WHAT YOU SHOULD DO —
Copy out each of the following entries word for word, and leave the pictures out of your answer.

DATA EXTRACT —
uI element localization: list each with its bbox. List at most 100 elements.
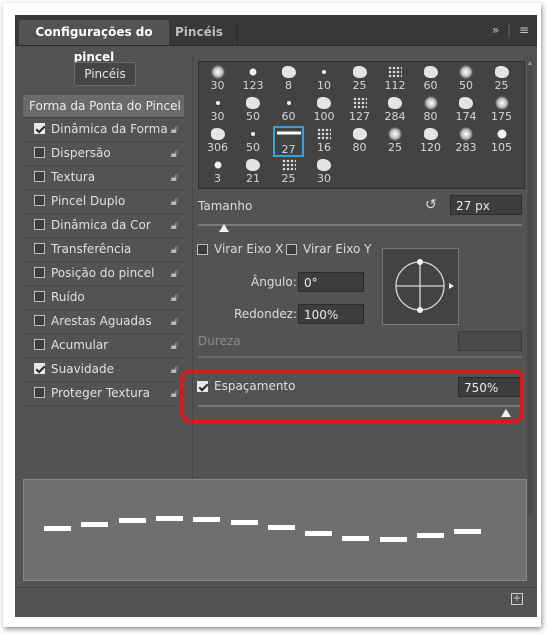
brush-preset[interactable]: 30 [202, 95, 233, 126]
angle-roundness-widget[interactable] [382, 248, 459, 325]
size-slider-track[interactable] [198, 224, 522, 226]
sidebar-item-checkbox[interactable] [34, 243, 45, 254]
brush-preset[interactable]: 50 [238, 95, 269, 126]
brush-preset[interactable]: 60 [273, 95, 304, 126]
angle-field[interactable]: 0° [298, 272, 364, 292]
brush-preset[interactable]: 100 [309, 95, 340, 126]
new-brush-icon[interactable]: + [511, 593, 523, 605]
sidebar-item[interactable]: Acumular 🔓︎ [23, 334, 184, 358]
brush-preset[interactable]: 25 [273, 157, 304, 188]
brush-size-label: 10 [317, 79, 331, 92]
brush-preset[interactable]: 123 [238, 64, 269, 95]
sidebar-item-checkbox[interactable] [34, 195, 45, 206]
sidebar-item[interactable]: Pincel Duplo 🔓︎ [23, 190, 184, 214]
flip-x-checkbox[interactable] [197, 244, 208, 255]
brush-preset[interactable]: 21 [238, 157, 269, 188]
sidebar-item-checkbox[interactable] [34, 339, 45, 350]
brush-preset[interactable]: 105 [486, 126, 517, 157]
brush-preset[interactable]: 60 [415, 64, 446, 95]
reset-size-icon[interactable]: ↺ [425, 197, 437, 213]
sidebar-item[interactable]: Dinâmica da Forma 🔓︎ [23, 118, 184, 142]
sidebar-item[interactable]: Ruído 🔓︎ [23, 286, 184, 310]
brush-size-label: 283 [455, 141, 477, 154]
brush-tip-icon [423, 128, 438, 140]
panel-menu-icon[interactable]: ≡ [519, 23, 529, 37]
brush-preset[interactable]: 283 [451, 126, 482, 157]
brush-tip-icon [494, 66, 509, 78]
brush-preset[interactable]: 25 [344, 64, 375, 95]
sidebar-item[interactable]: Dispersão 🔓︎ [23, 142, 184, 166]
brushes-button[interactable]: Pincéis [74, 62, 136, 86]
brush-tip-icon [281, 66, 296, 78]
lock-icon[interactable]: 🔓︎ [171, 190, 178, 213]
sidebar-item-checkbox[interactable] [34, 123, 45, 134]
brush-preset[interactable]: 120 [415, 126, 446, 157]
size-slider-thumb[interactable] [218, 224, 229, 232]
brush-preset[interactable]: 112 [380, 64, 411, 95]
sidebar-item[interactable]: Dinâmica da Cor 🔓︎ [23, 214, 184, 238]
brush-preset[interactable]: 175 [486, 95, 517, 126]
brush-preset[interactable]: 306 [202, 126, 233, 157]
brush-tip-icon [352, 97, 367, 109]
sidebar-item[interactable]: Proteger Textura 🔓︎ [23, 382, 184, 406]
brush-tip-icon [276, 131, 301, 135]
brush-preset[interactable]: 8 [273, 64, 304, 95]
brush-preset[interactable]: 27 [273, 126, 304, 157]
lock-icon[interactable]: 🔓︎ [171, 166, 178, 189]
brush-tip-icon [214, 161, 221, 169]
sidebar-item-label: Arestas Aguadas [51, 314, 152, 328]
lock-icon[interactable]: 🔓︎ [171, 334, 178, 357]
bottom-bar: + [15, 587, 537, 618]
sidebar-item-checkbox[interactable] [34, 387, 45, 398]
lock-icon[interactable]: 🔓︎ [171, 118, 178, 141]
brush-tip-icon [317, 128, 331, 140]
brush-size-label: 16 [317, 141, 331, 154]
lock-icon[interactable]: 🔓︎ [171, 142, 178, 165]
sidebar-item[interactable]: Suavidade 🔓︎ [23, 358, 184, 382]
lock-icon[interactable]: 🔓︎ [171, 214, 178, 237]
lock-icon[interactable]: 🔓︎ [171, 238, 178, 261]
sidebar-item[interactable]: Arestas Aguadas 🔓︎ [23, 310, 184, 334]
brush-preset[interactable]: 50 [238, 126, 269, 157]
lock-icon[interactable]: 🔓︎ [171, 358, 178, 381]
brush-preset[interactable]: 30 [202, 64, 233, 95]
brush-preset[interactable]: 174 [451, 95, 482, 126]
sidebar-item[interactable]: Transferência 🔓︎ [23, 238, 184, 262]
sidebar-item-checkbox[interactable] [34, 291, 45, 302]
brush-preset[interactable]: 50 [451, 64, 482, 95]
lock-icon[interactable]: 🔓︎ [171, 310, 178, 333]
sidebar-item-checkbox[interactable] [34, 267, 45, 278]
flip-y-checkbox[interactable] [286, 244, 297, 255]
brush-preset[interactable]: 30 [309, 157, 340, 188]
sidebar-item[interactable]: Textura 🔓︎ [23, 166, 184, 190]
brush-preset[interactable]: 80 [344, 126, 375, 157]
size-field[interactable]: 27 px [450, 195, 522, 215]
sidebar-item-checkbox[interactable] [34, 219, 45, 230]
brush-size-label: 50 [246, 141, 260, 154]
brush-preset[interactable]: 3 [202, 157, 233, 188]
lock-icon[interactable]: 🔓︎ [171, 262, 178, 285]
collapse-icon[interactable]: » [492, 23, 499, 37]
roundness-field[interactable]: 100% [298, 304, 364, 324]
sidebar-item[interactable]: Posição do pincel 🔓︎ [23, 262, 184, 286]
brush-preset[interactable]: 25 [380, 126, 411, 157]
sidebar-item-brush-tip-shape[interactable]: Forma da Ponta do Pincel [23, 95, 184, 118]
brush-preset[interactable]: 10 [309, 64, 340, 95]
sidebar-item-checkbox[interactable] [34, 363, 45, 374]
lock-icon[interactable]: 🔓︎ [171, 382, 178, 405]
brush-preset[interactable]: 284 [380, 95, 411, 126]
sidebar-item-checkbox[interactable] [34, 171, 45, 182]
brush-tip-icon [388, 66, 402, 78]
brush-settings-panel: Configurações do pincel Pincéis » | ≡ Pi… [15, 15, 537, 617]
lock-icon[interactable]: 🔓︎ [171, 286, 178, 309]
stroke-dab [118, 518, 146, 523]
brush-preset[interactable]: 127 [344, 95, 375, 126]
brush-preset[interactable]: 16 [309, 126, 340, 157]
sidebar-item-checkbox[interactable] [34, 147, 45, 158]
brush-preset[interactable]: 80 [415, 95, 446, 126]
sidebar-item-checkbox[interactable] [34, 315, 45, 326]
tab-brush-settings[interactable]: Configurações do pincel [19, 20, 169, 64]
tab-brushes[interactable]: Pincéis [175, 20, 238, 45]
scrollbar[interactable] [527, 57, 533, 517]
brush-preset[interactable]: 25 [486, 64, 517, 95]
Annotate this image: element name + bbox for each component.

TASK ANSWER —
uI element localization: list each with its bbox. List at most 100 elements.
brush-preset[interactable]: 30 [202, 95, 233, 126]
angle-roundness-widget[interactable] [382, 248, 459, 325]
size-slider-track[interactable] [198, 224, 522, 226]
sidebar-item-checkbox[interactable] [34, 243, 45, 254]
brush-preset[interactable]: 50 [238, 95, 269, 126]
brush-preset[interactable]: 60 [273, 95, 304, 126]
angle-field[interactable]: 0° [298, 272, 364, 292]
brush-preset[interactable]: 100 [309, 95, 340, 126]
new-brush-icon[interactable]: + [511, 593, 523, 605]
sidebar-item[interactable]: Acumular 🔓︎ [23, 334, 184, 358]
brush-preset[interactable]: 25 [273, 157, 304, 188]
brush-size-label: 10 [317, 79, 331, 92]
brush-preset[interactable]: 123 [238, 64, 269, 95]
sidebar-item-checkbox[interactable] [34, 195, 45, 206]
sidebar-item[interactable]: Pincel Duplo 🔓︎ [23, 190, 184, 214]
flip-x-checkbox[interactable] [197, 244, 208, 255]
brush-preset[interactable]: 21 [238, 157, 269, 188]
sidebar-item-checkbox[interactable] [34, 339, 45, 350]
brush-preset[interactable]: 105 [486, 126, 517, 157]
brush-preset[interactable]: 60 [415, 64, 446, 95]
reset-size-icon[interactable]: ↺ [425, 197, 437, 213]
sidebar-item[interactable]: Dinâmica da Forma 🔓︎ [23, 118, 184, 142]
sidebar-item[interactable]: Ruído 🔓︎ [23, 286, 184, 310]
brush-size-label: 283 [455, 141, 477, 154]
brush-tip-icon [423, 128, 438, 140]
panel-menu-icon[interactable]: ≡ [519, 23, 529, 37]
brush-preset[interactable]: 283 [451, 126, 482, 157]
brush-tip-icon [494, 66, 509, 78]
brush-preset[interactable]: 25 [344, 64, 375, 95]
sidebar-item[interactable]: Dispersão 🔓︎ [23, 142, 184, 166]
brushes-button[interactable]: Pincéis [74, 62, 136, 86]
brush-tip-icon [281, 66, 296, 78]
lock-icon[interactable]: 🔓︎ [171, 190, 178, 213]
sidebar-item-checkbox[interactable] [34, 123, 45, 134]
brush-preset[interactable]: 120 [415, 126, 446, 157]
size-slider-thumb[interactable] [218, 224, 229, 232]
brush-preset[interactable]: 112 [380, 64, 411, 95]
sidebar-item[interactable]: Dinâmica da Cor 🔓︎ [23, 214, 184, 238]
brush-preset[interactable]: 175 [486, 95, 517, 126]
brush-preset[interactable]: 306 [202, 126, 233, 157]
brush-tip-icon [352, 97, 367, 109]
sidebar-item[interactable]: Proteger Textura 🔓︎ [23, 382, 184, 406]
brush-tip-icon [276, 131, 301, 135]
brush-preset[interactable]: 8 [273, 64, 304, 95]
brush-preset[interactable]: 27 [273, 126, 304, 157]
lock-icon[interactable]: 🔓︎ [171, 166, 178, 189]
brush-tip-icon [214, 161, 221, 169]
sidebar-item-label: Arestas Aguadas [51, 314, 152, 328]
lock-icon[interactable]: 🔓︎ [171, 334, 178, 357]
bottom-bar: + [15, 587, 537, 618]
sidebar-item-checkbox[interactable] [34, 387, 45, 398]
lock-icon[interactable]: 🔓︎ [171, 118, 178, 141]
brush-tip-icon [317, 128, 331, 140]
brush-size-label: 16 [317, 141, 331, 154]
lock-icon[interactable]: 🔓︎ [171, 142, 178, 165]
sidebar-item[interactable]: Suavidade 🔓︎ [23, 358, 184, 382]
lock-icon[interactable]: 🔓︎ [171, 214, 178, 237]
lock-icon[interactable]: 🔓︎ [171, 238, 178, 261]
sidebar-item[interactable]: Arestas Aguadas 🔓︎ [23, 310, 184, 334]
brush-preset[interactable]: 50 [238, 126, 269, 157]
lock-icon[interactable]: 🔓︎ [171, 358, 178, 381]
brush-preset[interactable]: 30 [202, 64, 233, 95]
brush-preset[interactable]: 174 [451, 95, 482, 126]
sidebar-item[interactable]: Transferência 🔓︎ [23, 238, 184, 262]
sidebar-item-checkbox[interactable] [34, 291, 45, 302]
brush-preset[interactable]: 50 [451, 64, 482, 95]
lock-icon[interactable]: 🔓︎ [171, 310, 178, 333]
sidebar-item-checkbox[interactable] [34, 267, 45, 278]
flip-y-checkbox[interactable] [286, 244, 297, 255]
brush-preset[interactable]: 30 [309, 157, 340, 188]
sidebar-item[interactable]: Textura 🔓︎ [23, 166, 184, 190]
brush-preset[interactable]: 80 [344, 126, 375, 157]
size-field[interactable]: 27 px [450, 195, 522, 215]
sidebar-item-checkbox[interactable] [34, 219, 45, 230]
brush-size-label: 50 [246, 141, 260, 154]
brush-preset[interactable]: 3 [202, 157, 233, 188]
lock-icon[interactable]: 🔓︎ [171, 262, 178, 285]
collapse-icon[interactable]: » [492, 23, 499, 37]
roundness-field[interactable]: 100% [298, 304, 364, 324]
sidebar-item[interactable]: Posição do pincel 🔓︎ [23, 262, 184, 286]
brush-preset[interactable]: 25 [380, 126, 411, 157]
sidebar-item-brush-tip-shape[interactable]: Forma da Ponta do Pincel [23, 95, 184, 118]
brush-preset[interactable]: 10 [309, 64, 340, 95]
sidebar-item-checkbox[interactable] [34, 363, 45, 374]
lock-icon[interactable]: 🔓︎ [171, 382, 178, 405]
brush-preset[interactable]: 284 [380, 95, 411, 126]
sidebar-item-checkbox[interactable] [34, 171, 45, 182]
brush-tip-icon [388, 66, 402, 78]
brush-settings-panel: Configurações do pincel Pincéis » | ≡ Pi… [15, 15, 537, 617]
lock-icon[interactable]: 🔓︎ [171, 286, 178, 309]
stroke-dab [118, 518, 146, 523]
brush-preset[interactable]: 127 [344, 95, 375, 126]
brush-preset[interactable]: 16 [309, 126, 340, 157]
sidebar-item-checkbox[interactable] [34, 147, 45, 158]
brush-preset[interactable]: 80 [415, 95, 446, 126]
sidebar-item-checkbox[interactable] [34, 315, 45, 326]
tab-brush-settings[interactable]: Configurações do pincel [19, 20, 169, 64]
tab-brushes[interactable]: Pincéis [175, 20, 238, 45]
scrollbar[interactable] [527, 57, 533, 517]
brush-preset[interactable]: 25 [486, 64, 517, 95]
Annotate this image: element name + bbox for each component.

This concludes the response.